**Aim**. Spot each line in the records below where the word "this" occurs, then copy it.

───── Rows

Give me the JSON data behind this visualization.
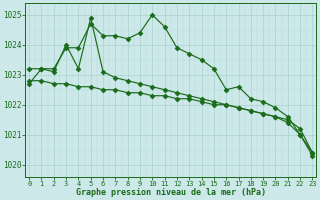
{
  "x": [
    0,
    1,
    2,
    3,
    4,
    5,
    6,
    7,
    8,
    9,
    10,
    11,
    12,
    13,
    14,
    15,
    16,
    17,
    18,
    19,
    20,
    21,
    22,
    23
  ],
  "line1": [
    1022.7,
    1023.2,
    1023.2,
    1023.9,
    1023.9,
    1024.7,
    1024.3,
    1024.3,
    1024.2,
    1024.4,
    1025.0,
    1024.6,
    1023.9,
    1023.7,
    1023.5,
    1023.2,
    1022.5,
    1022.6,
    1022.2,
    1022.1,
    1021.9,
    1021.6,
    1021.0,
    1020.3
  ],
  "line2": [
    1023.2,
    1023.2,
    1023.1,
    1024.0,
    1023.2,
    1024.9,
    1023.1,
    1022.9,
    1022.8,
    1022.7,
    1022.6,
    1022.5,
    1022.4,
    1022.3,
    1022.2,
    1022.1,
    1022.0,
    1021.9,
    1021.8,
    1021.7,
    1021.6,
    1021.4,
    1021.0,
    1020.4
  ],
  "line3": [
    1022.8,
    1022.8,
    1022.7,
    1022.7,
    1022.6,
    1022.6,
    1022.5,
    1022.5,
    1022.4,
    1022.4,
    1022.3,
    1022.3,
    1022.2,
    1022.2,
    1022.1,
    1022.0,
    1022.0,
    1021.9,
    1021.8,
    1021.7,
    1021.6,
    1021.5,
    1021.2,
    1020.4
  ],
  "ylim": [
    1019.6,
    1025.4
  ],
  "yticks": [
    1020,
    1021,
    1022,
    1023,
    1024,
    1025
  ],
  "xticks": [
    0,
    1,
    2,
    3,
    4,
    5,
    6,
    7,
    8,
    9,
    10,
    11,
    12,
    13,
    14,
    15,
    16,
    17,
    18,
    19,
    20,
    21,
    22,
    23
  ],
  "xlabel": "Graphe pression niveau de la mer (hPa)",
  "line_color": "#1a6b1a",
  "bg_color": "#cce8e8",
  "grid_major_color": "#aad0d0",
  "grid_minor_color": "#bddede",
  "marker": "D",
  "marker_size": 2.5,
  "lw": 0.85
}
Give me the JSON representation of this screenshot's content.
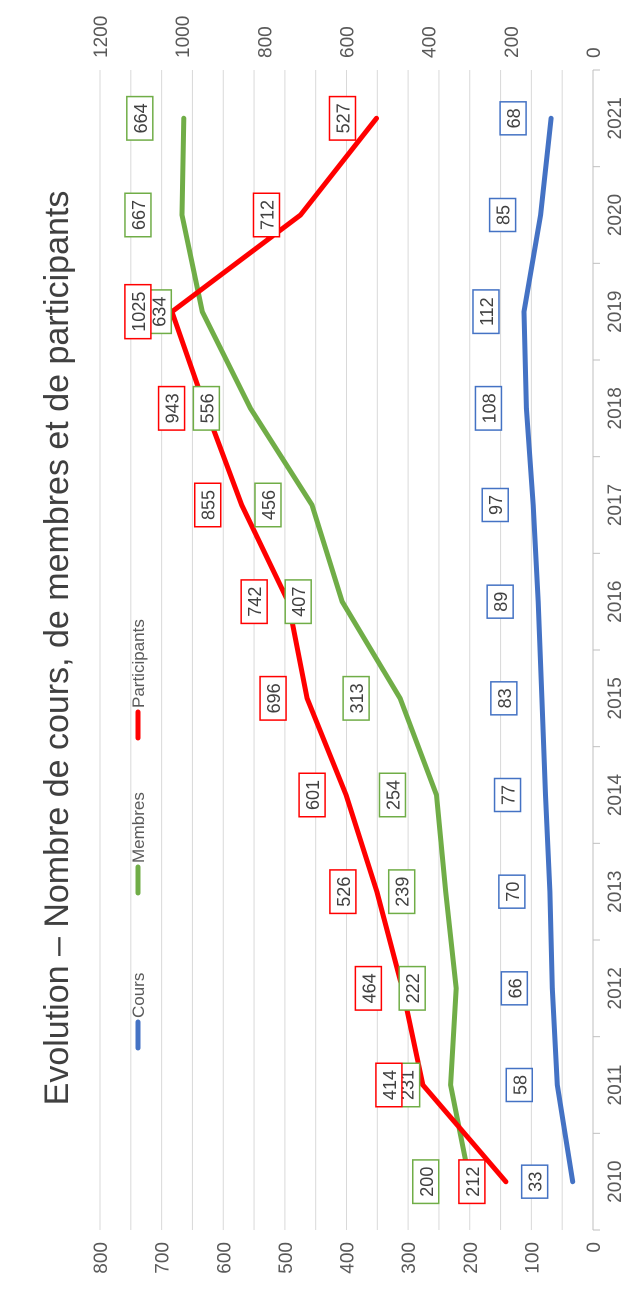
{
  "chart_data": {
    "type": "line",
    "title": "Evolution – Nombre de cours, de membres et de participants",
    "categories": [
      "2010",
      "2011",
      "2012",
      "2013",
      "2014",
      "2015",
      "2016",
      "2017",
      "2018",
      "2019",
      "2020",
      "2021"
    ],
    "left_axis": {
      "ylim": [
        0,
        800
      ],
      "ticks": [
        "0",
        "100",
        "200",
        "300",
        "400",
        "500",
        "600",
        "700",
        "800"
      ]
    },
    "right_axis": {
      "ylim": [
        0,
        1200
      ],
      "ticks": [
        "0",
        "200",
        "400",
        "600",
        "800",
        "1000",
        "1200"
      ]
    },
    "legend_position": "top",
    "grid": true,
    "series": [
      {
        "name": "Cours",
        "axis": "left",
        "color": "#4472C4",
        "values": [
          33,
          58,
          66,
          70,
          77,
          83,
          89,
          97,
          108,
          112,
          85,
          68
        ],
        "labels": [
          "33",
          "58",
          "66",
          "70",
          "77",
          "83",
          "89",
          "97",
          "108",
          "112",
          "85",
          "68"
        ]
      },
      {
        "name": "Membres",
        "axis": "left",
        "color": "#70AD47",
        "values": [
          200,
          231,
          222,
          239,
          254,
          313,
          407,
          456,
          556,
          634,
          667,
          664
        ],
        "labels": [
          "200",
          "231",
          "222",
          "239",
          "254",
          "313",
          "407",
          "456",
          "556",
          "634",
          "667",
          "664"
        ]
      },
      {
        "name": "Participants",
        "axis": "right",
        "color": "#FF0000",
        "values": [
          212,
          414,
          464,
          526,
          601,
          696,
          742,
          855,
          943,
          1025,
          712,
          527
        ],
        "labels": [
          "212",
          "414",
          "464",
          "526",
          "601",
          "696",
          "742",
          "855",
          "943",
          "1025",
          "712",
          "527"
        ]
      }
    ]
  }
}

──────────

**Exercise response**.
Give me the JSON data behind this visualization.
Give me the JSON representation of this screenshot's content.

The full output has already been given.